[antlr-interest] nondeterminism in lexer rule
Abhijit Nandkumar Ghonge
Abhijit_Ghonge at infosys.com
Fri Mar 2 02:49:14 PST 2007
Hi people,
I tried to create now a simple lexer file as below:
Simple.g:
class SimpleLexer extends Lexer;
options {
charVocabulary = '\0'..'\377';
exportVocab = SimpleScr; // call the vocabulary "FinScr"
testLiterals =true; // automatically test for literals
k = 7; // eight characters of lookahead to
distinguish 'end' from 'end-->'
caseSensitive = false;
caseSensitiveLiterals = false;
// filter = true;
}
IF : "if" ;
THEN : "then" ;
ELSE : "else" ;
GOTO : "goto" ;
DOT : '.' ;
protected
LITERAL
: (('a'..'z') ('a'..'z'|'0'..'9'| '_' | '@' | '$')*)
;
VAR_RCF
: (LITERAL DOT )=> LITERAL DOT LITERAL (DOT LITERAL)?
| LITERAL { $setType(NAME); }
;
But alas, I'm still getting this nondeterministic warnings:
simple.g: warning:lexical nondeterminism between rules IF and VAR_RCF
upon
simple.g: k==1:'i'
simple.g: k==2:'f'
simple.g: k==3:<end-of-token>
simple.g: k==4:<end-of-token>
simple.g: k==5:<end-of-token>
simple.g: k==6:<end-of-token>
simple.g: k==7:<end-of-token>
Basically the nextToken() method generates following code:
else if ((LA(1)=='i') && (LA(2)=='f') && (true) && (true) && (true) &&
true) && (true)) {
mIF(true);
theRetToken=_returnToken;
}else if (((LA(1) >= 'a' && LA(1) <= 'z')) && (true) && (true) && (true)

Entries shown:

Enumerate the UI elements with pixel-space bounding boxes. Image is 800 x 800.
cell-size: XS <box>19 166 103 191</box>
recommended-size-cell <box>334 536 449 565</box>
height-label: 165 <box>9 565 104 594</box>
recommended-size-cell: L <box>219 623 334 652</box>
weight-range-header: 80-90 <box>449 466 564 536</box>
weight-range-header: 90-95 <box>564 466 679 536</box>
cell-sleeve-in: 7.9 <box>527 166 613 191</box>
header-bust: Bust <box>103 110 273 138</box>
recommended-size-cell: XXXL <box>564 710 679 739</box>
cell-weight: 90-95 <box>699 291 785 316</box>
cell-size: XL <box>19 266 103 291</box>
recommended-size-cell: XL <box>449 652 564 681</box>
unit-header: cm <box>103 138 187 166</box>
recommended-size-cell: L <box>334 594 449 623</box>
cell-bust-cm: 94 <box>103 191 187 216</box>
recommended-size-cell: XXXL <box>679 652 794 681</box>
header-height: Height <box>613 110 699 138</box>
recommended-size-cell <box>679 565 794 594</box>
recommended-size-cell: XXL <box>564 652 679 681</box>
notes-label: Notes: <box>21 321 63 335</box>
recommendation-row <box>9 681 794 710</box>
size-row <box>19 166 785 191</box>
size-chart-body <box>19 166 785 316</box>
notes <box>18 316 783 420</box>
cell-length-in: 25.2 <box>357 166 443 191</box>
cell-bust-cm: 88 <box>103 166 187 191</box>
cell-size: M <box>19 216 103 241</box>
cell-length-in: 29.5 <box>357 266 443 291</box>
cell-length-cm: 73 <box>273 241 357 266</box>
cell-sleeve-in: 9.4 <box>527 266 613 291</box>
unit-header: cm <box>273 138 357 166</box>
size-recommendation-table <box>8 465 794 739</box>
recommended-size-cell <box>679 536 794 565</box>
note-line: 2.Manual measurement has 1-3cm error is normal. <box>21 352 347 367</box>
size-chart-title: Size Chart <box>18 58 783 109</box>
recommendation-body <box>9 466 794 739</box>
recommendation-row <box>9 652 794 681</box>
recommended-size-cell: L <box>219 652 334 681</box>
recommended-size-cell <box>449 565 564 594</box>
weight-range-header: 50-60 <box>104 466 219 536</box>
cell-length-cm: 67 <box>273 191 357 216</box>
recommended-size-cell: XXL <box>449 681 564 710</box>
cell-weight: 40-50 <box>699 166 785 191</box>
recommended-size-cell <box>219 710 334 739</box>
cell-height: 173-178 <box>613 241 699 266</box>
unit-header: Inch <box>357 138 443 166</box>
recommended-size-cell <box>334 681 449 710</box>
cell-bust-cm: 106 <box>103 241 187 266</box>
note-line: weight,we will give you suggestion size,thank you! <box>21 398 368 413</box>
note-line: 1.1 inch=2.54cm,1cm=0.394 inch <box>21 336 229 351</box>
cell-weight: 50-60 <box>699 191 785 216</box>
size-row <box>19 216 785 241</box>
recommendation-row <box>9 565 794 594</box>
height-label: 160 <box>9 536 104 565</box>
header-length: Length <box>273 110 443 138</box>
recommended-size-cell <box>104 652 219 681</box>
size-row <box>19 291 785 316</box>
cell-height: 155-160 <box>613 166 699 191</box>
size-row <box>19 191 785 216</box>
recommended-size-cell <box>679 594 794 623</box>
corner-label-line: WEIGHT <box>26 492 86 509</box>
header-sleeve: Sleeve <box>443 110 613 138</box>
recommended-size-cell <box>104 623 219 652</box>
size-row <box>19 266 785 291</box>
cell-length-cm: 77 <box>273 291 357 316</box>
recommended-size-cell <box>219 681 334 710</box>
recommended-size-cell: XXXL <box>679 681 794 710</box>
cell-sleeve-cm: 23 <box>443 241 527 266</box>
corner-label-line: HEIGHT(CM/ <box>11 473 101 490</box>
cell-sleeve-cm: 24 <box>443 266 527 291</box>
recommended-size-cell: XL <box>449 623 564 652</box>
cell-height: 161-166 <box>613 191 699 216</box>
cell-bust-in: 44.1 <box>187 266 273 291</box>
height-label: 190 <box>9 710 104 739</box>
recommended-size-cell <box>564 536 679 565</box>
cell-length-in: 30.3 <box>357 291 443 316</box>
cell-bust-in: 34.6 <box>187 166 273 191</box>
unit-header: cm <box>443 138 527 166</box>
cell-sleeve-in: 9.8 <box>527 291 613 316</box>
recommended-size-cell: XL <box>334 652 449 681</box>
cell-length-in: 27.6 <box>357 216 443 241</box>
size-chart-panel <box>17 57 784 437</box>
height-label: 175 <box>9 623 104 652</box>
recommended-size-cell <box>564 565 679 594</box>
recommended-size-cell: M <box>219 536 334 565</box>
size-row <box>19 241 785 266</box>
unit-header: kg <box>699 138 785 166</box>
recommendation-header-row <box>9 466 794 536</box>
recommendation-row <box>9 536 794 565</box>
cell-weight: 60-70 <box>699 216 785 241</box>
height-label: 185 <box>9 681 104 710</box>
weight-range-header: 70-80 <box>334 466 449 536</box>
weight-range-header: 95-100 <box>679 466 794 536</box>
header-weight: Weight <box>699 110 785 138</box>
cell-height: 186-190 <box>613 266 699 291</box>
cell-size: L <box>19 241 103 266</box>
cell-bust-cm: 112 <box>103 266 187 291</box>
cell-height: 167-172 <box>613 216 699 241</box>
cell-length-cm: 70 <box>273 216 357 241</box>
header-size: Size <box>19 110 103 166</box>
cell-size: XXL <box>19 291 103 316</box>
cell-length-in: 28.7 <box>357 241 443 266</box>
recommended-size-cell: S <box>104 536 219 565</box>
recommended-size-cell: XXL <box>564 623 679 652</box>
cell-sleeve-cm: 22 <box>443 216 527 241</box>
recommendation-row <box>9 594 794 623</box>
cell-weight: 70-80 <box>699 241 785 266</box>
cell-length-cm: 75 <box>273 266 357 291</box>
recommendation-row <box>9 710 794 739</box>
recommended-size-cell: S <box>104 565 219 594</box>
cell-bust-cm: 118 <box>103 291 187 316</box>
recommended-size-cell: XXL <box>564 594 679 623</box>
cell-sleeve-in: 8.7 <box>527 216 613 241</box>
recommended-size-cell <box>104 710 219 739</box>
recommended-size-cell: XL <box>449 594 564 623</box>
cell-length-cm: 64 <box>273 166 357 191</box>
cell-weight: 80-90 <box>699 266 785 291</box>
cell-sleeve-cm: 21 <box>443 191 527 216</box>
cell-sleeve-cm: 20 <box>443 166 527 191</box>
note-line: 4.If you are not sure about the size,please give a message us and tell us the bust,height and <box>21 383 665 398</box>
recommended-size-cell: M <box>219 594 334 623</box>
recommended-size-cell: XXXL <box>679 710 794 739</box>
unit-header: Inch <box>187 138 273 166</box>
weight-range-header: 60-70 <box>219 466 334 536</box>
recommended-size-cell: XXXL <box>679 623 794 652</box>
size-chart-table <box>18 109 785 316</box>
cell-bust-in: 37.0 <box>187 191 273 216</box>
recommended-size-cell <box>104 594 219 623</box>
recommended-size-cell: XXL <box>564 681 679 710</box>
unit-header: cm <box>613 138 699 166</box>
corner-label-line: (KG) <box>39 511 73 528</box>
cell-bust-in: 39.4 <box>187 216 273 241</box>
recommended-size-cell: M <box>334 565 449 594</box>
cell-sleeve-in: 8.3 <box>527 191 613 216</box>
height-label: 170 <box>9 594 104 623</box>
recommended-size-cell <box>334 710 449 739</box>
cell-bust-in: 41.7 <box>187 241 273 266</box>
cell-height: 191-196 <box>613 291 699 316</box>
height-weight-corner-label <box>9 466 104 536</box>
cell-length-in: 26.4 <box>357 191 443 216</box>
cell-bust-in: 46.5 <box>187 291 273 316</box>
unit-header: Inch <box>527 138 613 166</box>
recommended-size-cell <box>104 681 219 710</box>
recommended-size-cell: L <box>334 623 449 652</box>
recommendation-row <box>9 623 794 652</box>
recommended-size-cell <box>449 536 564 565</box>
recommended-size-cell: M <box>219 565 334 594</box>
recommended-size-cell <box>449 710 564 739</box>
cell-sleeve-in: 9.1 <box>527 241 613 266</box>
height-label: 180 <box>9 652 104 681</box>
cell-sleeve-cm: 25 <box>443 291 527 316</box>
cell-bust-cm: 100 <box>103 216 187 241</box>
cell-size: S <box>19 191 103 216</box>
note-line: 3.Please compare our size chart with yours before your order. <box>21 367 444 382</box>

Stated goal:
Please translate this sentence from the forum post on lexer nondeterminism into Spanish: "Basically the nextToken() method generates following code:" The records have nothing to do with the forum post about lexer nondeterminism.

Task output:
Básicamente, el método nextToken() genera el siguiente código: